Exercise prompt
Look below for the line with "Decode this image", then repeat it and all lines after it, exactly, minus any pictures.

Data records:
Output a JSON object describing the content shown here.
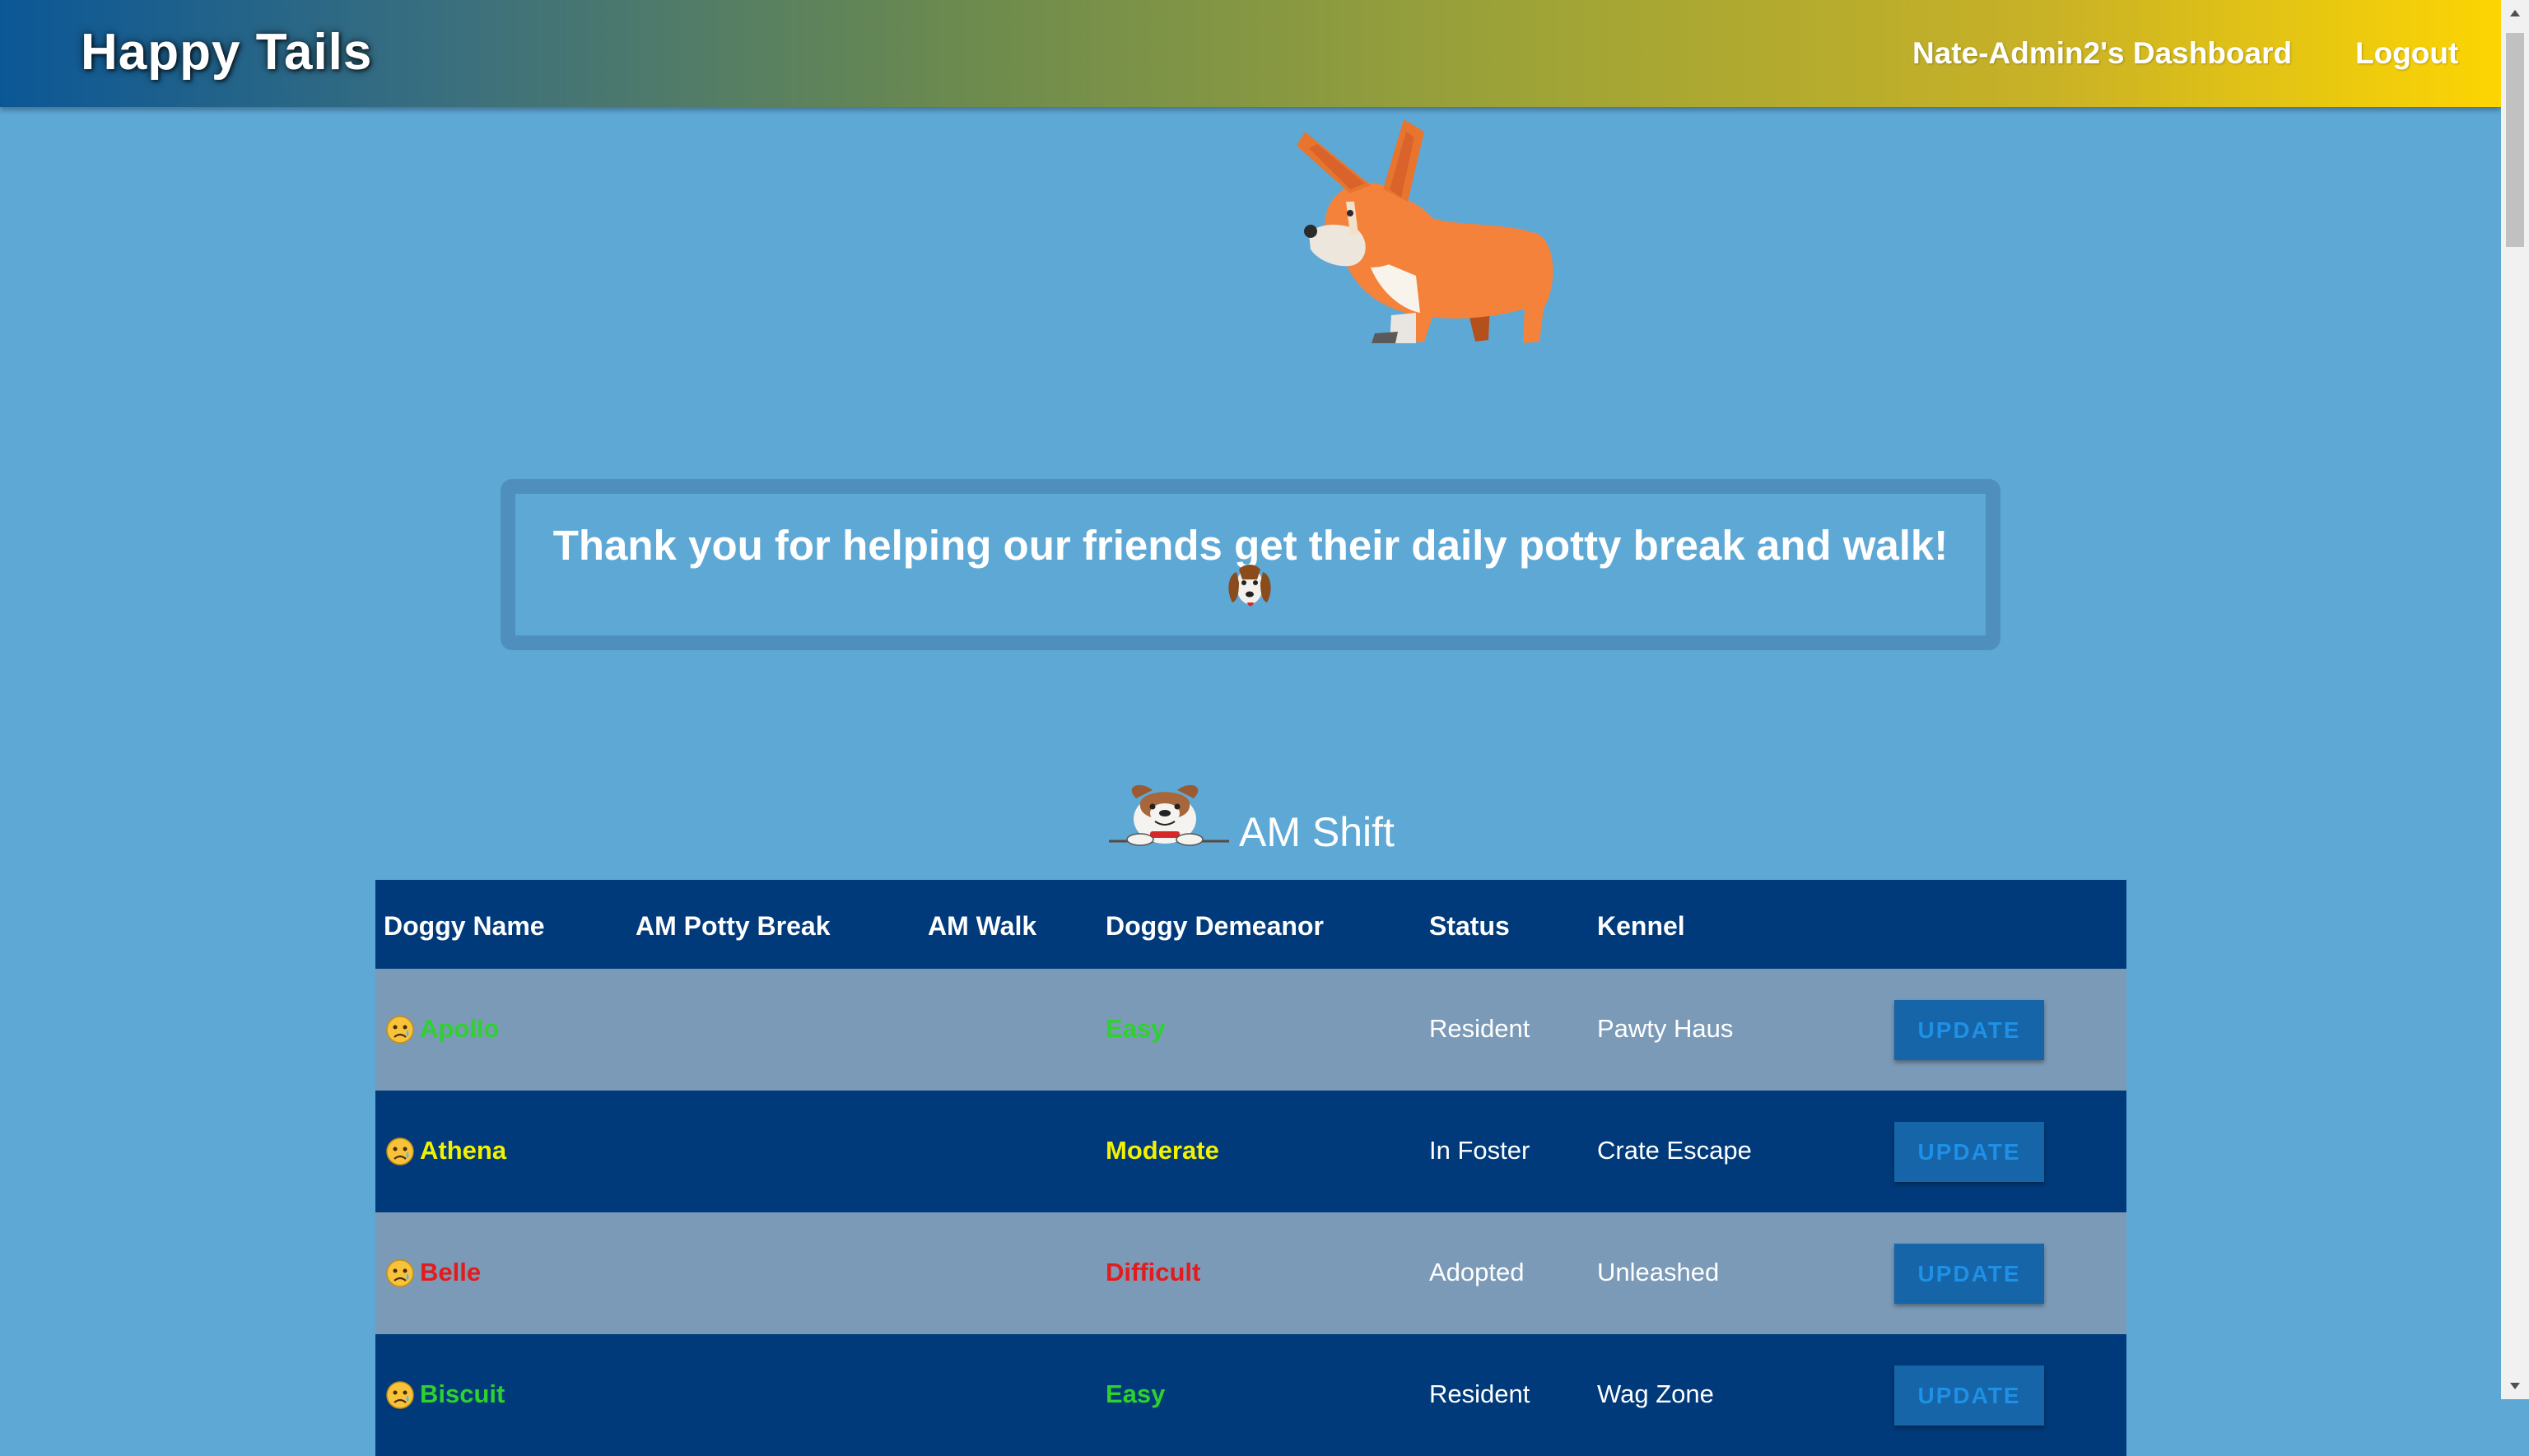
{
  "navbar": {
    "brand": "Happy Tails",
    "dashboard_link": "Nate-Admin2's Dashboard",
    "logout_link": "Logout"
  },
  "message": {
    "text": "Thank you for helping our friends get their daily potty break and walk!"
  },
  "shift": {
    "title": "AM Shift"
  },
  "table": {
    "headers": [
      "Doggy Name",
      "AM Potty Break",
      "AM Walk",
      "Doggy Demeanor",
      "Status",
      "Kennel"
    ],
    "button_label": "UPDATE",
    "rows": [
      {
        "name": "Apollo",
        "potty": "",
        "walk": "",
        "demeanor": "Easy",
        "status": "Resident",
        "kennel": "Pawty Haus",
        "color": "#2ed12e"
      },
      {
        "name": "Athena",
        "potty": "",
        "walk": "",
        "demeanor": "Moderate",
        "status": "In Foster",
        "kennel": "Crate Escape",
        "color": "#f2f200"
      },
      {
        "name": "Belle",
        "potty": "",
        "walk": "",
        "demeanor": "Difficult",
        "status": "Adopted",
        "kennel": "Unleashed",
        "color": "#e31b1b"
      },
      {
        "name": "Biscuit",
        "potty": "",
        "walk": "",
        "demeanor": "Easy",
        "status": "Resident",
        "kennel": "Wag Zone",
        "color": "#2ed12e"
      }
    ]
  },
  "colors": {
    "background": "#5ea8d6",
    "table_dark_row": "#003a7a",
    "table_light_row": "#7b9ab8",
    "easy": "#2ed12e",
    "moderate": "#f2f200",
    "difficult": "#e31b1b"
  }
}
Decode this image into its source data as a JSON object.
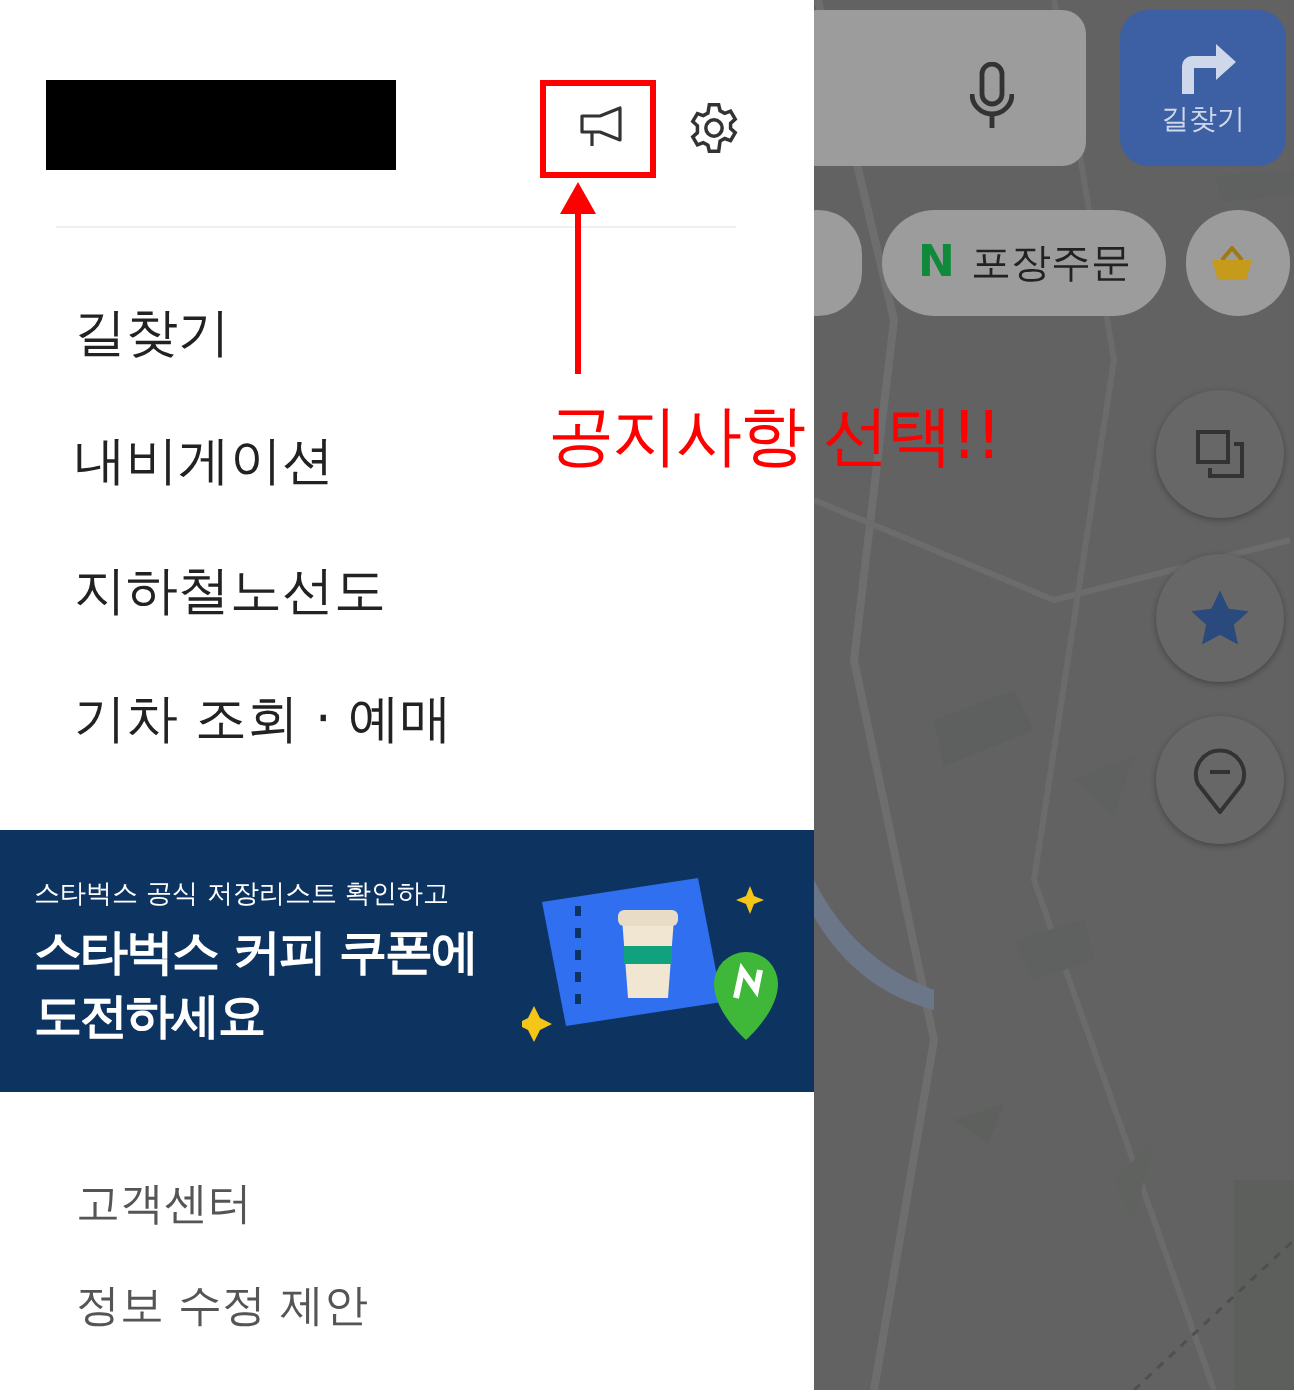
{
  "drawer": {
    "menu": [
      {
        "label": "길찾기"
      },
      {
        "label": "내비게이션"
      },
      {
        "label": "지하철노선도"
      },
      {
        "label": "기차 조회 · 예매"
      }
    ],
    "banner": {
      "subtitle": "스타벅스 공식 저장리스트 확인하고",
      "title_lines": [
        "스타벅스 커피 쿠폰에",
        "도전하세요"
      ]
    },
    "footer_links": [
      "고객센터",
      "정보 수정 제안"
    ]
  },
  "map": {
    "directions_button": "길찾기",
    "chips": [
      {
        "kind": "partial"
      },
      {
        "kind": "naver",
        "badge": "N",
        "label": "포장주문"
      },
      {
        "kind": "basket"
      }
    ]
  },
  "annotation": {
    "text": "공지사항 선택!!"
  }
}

Exercise result
Decode this image into its source data as a JSON object.
{
  "drawer": {
    "menu": [
      {
        "label": "길찾기"
      },
      {
        "label": "내비게이션"
      },
      {
        "label": "지하철노선도"
      },
      {
        "label": "기차 조회 · 예매"
      }
    ],
    "banner": {
      "subtitle": "스타벅스 공식 저장리스트 확인하고",
      "title_lines": [
        "스타벅스 커피 쿠폰에",
        "도전하세요"
      ]
    },
    "footer_links": [
      "고객센터",
      "정보 수정 제안"
    ]
  },
  "map": {
    "directions_button": "길찾기",
    "chips": [
      {
        "kind": "partial"
      },
      {
        "kind": "naver",
        "badge": "N",
        "label": "포장주문"
      },
      {
        "kind": "basket"
      }
    ]
  },
  "annotation": {
    "text": "공지사항 선택!!"
  }
}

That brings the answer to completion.